● Aim of the exercise: An exact reproduction of the records is required, with all images left out.

[Entries taken from a collection]
** START **
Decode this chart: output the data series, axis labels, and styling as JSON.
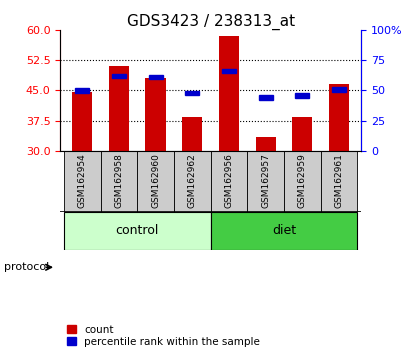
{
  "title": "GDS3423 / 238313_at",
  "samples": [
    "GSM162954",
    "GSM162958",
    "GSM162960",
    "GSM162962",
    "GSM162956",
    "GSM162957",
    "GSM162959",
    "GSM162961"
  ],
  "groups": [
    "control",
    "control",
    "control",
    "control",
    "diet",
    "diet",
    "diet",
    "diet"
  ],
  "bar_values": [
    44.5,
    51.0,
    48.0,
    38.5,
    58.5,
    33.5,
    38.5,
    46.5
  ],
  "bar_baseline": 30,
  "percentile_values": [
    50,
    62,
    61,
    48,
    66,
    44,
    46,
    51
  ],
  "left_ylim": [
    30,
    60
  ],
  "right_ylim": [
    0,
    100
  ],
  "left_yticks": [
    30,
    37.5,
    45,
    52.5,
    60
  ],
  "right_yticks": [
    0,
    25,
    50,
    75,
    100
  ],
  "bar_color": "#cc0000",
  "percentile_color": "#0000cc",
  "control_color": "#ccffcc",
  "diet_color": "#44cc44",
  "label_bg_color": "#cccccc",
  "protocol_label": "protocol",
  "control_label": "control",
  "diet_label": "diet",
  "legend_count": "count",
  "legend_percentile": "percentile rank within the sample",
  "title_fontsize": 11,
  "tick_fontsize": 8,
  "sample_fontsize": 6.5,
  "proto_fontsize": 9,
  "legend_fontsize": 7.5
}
** END **
● Full output:
Decode this chart: output the data series, axis labels, and styling as JSON.
{
  "title": "GDS3423 / 238313_at",
  "samples": [
    "GSM162954",
    "GSM162958",
    "GSM162960",
    "GSM162962",
    "GSM162956",
    "GSM162957",
    "GSM162959",
    "GSM162961"
  ],
  "groups": [
    "control",
    "control",
    "control",
    "control",
    "diet",
    "diet",
    "diet",
    "diet"
  ],
  "bar_values": [
    44.5,
    51.0,
    48.0,
    38.5,
    58.5,
    33.5,
    38.5,
    46.5
  ],
  "bar_baseline": 30,
  "percentile_values": [
    50,
    62,
    61,
    48,
    66,
    44,
    46,
    51
  ],
  "left_ylim": [
    30,
    60
  ],
  "right_ylim": [
    0,
    100
  ],
  "left_yticks": [
    30,
    37.5,
    45,
    52.5,
    60
  ],
  "right_yticks": [
    0,
    25,
    50,
    75,
    100
  ],
  "bar_color": "#cc0000",
  "percentile_color": "#0000cc",
  "control_color": "#ccffcc",
  "diet_color": "#44cc44",
  "label_bg_color": "#cccccc",
  "protocol_label": "protocol",
  "control_label": "control",
  "diet_label": "diet",
  "legend_count": "count",
  "legend_percentile": "percentile rank within the sample",
  "title_fontsize": 11,
  "tick_fontsize": 8,
  "sample_fontsize": 6.5,
  "proto_fontsize": 9,
  "legend_fontsize": 7.5
}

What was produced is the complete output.